PROBLEM STATEMENT
Output every entry exactly, from the first line to the last.
** START **
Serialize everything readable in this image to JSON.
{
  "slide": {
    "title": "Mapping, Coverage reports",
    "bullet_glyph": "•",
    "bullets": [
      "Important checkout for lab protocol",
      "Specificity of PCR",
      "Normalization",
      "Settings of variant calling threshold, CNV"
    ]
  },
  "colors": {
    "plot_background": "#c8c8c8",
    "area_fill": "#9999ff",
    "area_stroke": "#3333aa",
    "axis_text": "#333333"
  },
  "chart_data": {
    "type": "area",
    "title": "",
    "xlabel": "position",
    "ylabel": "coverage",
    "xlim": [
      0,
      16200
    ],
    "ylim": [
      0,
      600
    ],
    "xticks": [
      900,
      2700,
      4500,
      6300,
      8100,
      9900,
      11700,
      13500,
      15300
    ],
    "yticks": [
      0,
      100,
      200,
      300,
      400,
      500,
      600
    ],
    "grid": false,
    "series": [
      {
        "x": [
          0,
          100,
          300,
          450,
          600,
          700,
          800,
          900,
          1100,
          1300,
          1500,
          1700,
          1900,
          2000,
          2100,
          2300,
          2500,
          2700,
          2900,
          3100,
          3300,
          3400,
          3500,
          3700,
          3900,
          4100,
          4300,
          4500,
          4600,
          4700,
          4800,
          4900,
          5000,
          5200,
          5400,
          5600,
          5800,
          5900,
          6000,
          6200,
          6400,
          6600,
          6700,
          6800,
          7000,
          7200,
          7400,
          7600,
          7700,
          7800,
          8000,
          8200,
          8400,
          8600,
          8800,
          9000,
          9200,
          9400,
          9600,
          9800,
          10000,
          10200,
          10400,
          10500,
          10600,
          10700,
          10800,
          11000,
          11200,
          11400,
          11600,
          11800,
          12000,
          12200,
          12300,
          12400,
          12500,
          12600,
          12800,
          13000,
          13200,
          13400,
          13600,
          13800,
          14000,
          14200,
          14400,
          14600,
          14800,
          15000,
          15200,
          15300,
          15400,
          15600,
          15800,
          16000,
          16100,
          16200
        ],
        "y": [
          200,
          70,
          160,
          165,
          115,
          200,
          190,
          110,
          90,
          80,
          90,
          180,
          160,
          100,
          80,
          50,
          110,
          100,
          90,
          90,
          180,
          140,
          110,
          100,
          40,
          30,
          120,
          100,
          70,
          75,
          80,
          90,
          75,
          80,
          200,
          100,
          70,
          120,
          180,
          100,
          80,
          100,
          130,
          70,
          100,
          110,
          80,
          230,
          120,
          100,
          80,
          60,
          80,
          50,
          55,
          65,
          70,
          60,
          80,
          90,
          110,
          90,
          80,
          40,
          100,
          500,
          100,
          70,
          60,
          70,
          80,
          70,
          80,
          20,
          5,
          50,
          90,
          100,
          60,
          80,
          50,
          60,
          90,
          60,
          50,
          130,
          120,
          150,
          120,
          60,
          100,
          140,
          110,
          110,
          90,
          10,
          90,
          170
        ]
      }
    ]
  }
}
** END **
RESULT
Serialize everything readable in this image to JSON.
{
  "slide": {
    "title": "Mapping, Coverage reports",
    "bullet_glyph": "•",
    "bullets": [
      "Important checkout for lab protocol",
      "Specificity of PCR",
      "Normalization",
      "Settings of variant calling threshold, CNV"
    ]
  },
  "colors": {
    "plot_background": "#c8c8c8",
    "area_fill": "#9999ff",
    "area_stroke": "#3333aa",
    "axis_text": "#333333"
  },
  "chart_data": {
    "type": "area",
    "title": "",
    "xlabel": "position",
    "ylabel": "coverage",
    "xlim": [
      0,
      16200
    ],
    "ylim": [
      0,
      600
    ],
    "xticks": [
      900,
      2700,
      4500,
      6300,
      8100,
      9900,
      11700,
      13500,
      15300
    ],
    "yticks": [
      0,
      100,
      200,
      300,
      400,
      500,
      600
    ],
    "grid": false,
    "series": [
      {
        "x": [
          0,
          100,
          300,
          450,
          600,
          700,
          800,
          900,
          1100,
          1300,
          1500,
          1700,
          1900,
          2000,
          2100,
          2300,
          2500,
          2700,
          2900,
          3100,
          3300,
          3400,
          3500,
          3700,
          3900,
          4100,
          4300,
          4500,
          4600,
          4700,
          4800,
          4900,
          5000,
          5200,
          5400,
          5600,
          5800,
          5900,
          6000,
          6200,
          6400,
          6600,
          6700,
          6800,
          7000,
          7200,
          7400,
          7600,
          7700,
          7800,
          8000,
          8200,
          8400,
          8600,
          8800,
          9000,
          9200,
          9400,
          9600,
          9800,
          10000,
          10200,
          10400,
          10500,
          10600,
          10700,
          10800,
          11000,
          11200,
          11400,
          11600,
          11800,
          12000,
          12200,
          12300,
          12400,
          12500,
          12600,
          12800,
          13000,
          13200,
          13400,
          13600,
          13800,
          14000,
          14200,
          14400,
          14600,
          14800,
          15000,
          15200,
          15300,
          15400,
          15600,
          15800,
          16000,
          16100,
          16200
        ],
        "y": [
          200,
          70,
          160,
          165,
          115,
          200,
          190,
          110,
          90,
          80,
          90,
          180,
          160,
          100,
          80,
          50,
          110,
          100,
          90,
          90,
          180,
          140,
          110,
          100,
          40,
          30,
          120,
          100,
          70,
          75,
          80,
          90,
          75,
          80,
          200,
          100,
          70,
          120,
          180,
          100,
          80,
          100,
          130,
          70,
          100,
          110,
          80,
          230,
          120,
          100,
          80,
          60,
          80,
          50,
          55,
          65,
          70,
          60,
          80,
          90,
          110,
          90,
          80,
          40,
          100,
          500,
          100,
          70,
          60,
          70,
          80,
          70,
          80,
          20,
          5,
          50,
          90,
          100,
          60,
          80,
          50,
          60,
          90,
          60,
          50,
          130,
          120,
          150,
          120,
          60,
          100,
          140,
          110,
          110,
          90,
          10,
          90,
          170
        ]
      }
    ]
  }
}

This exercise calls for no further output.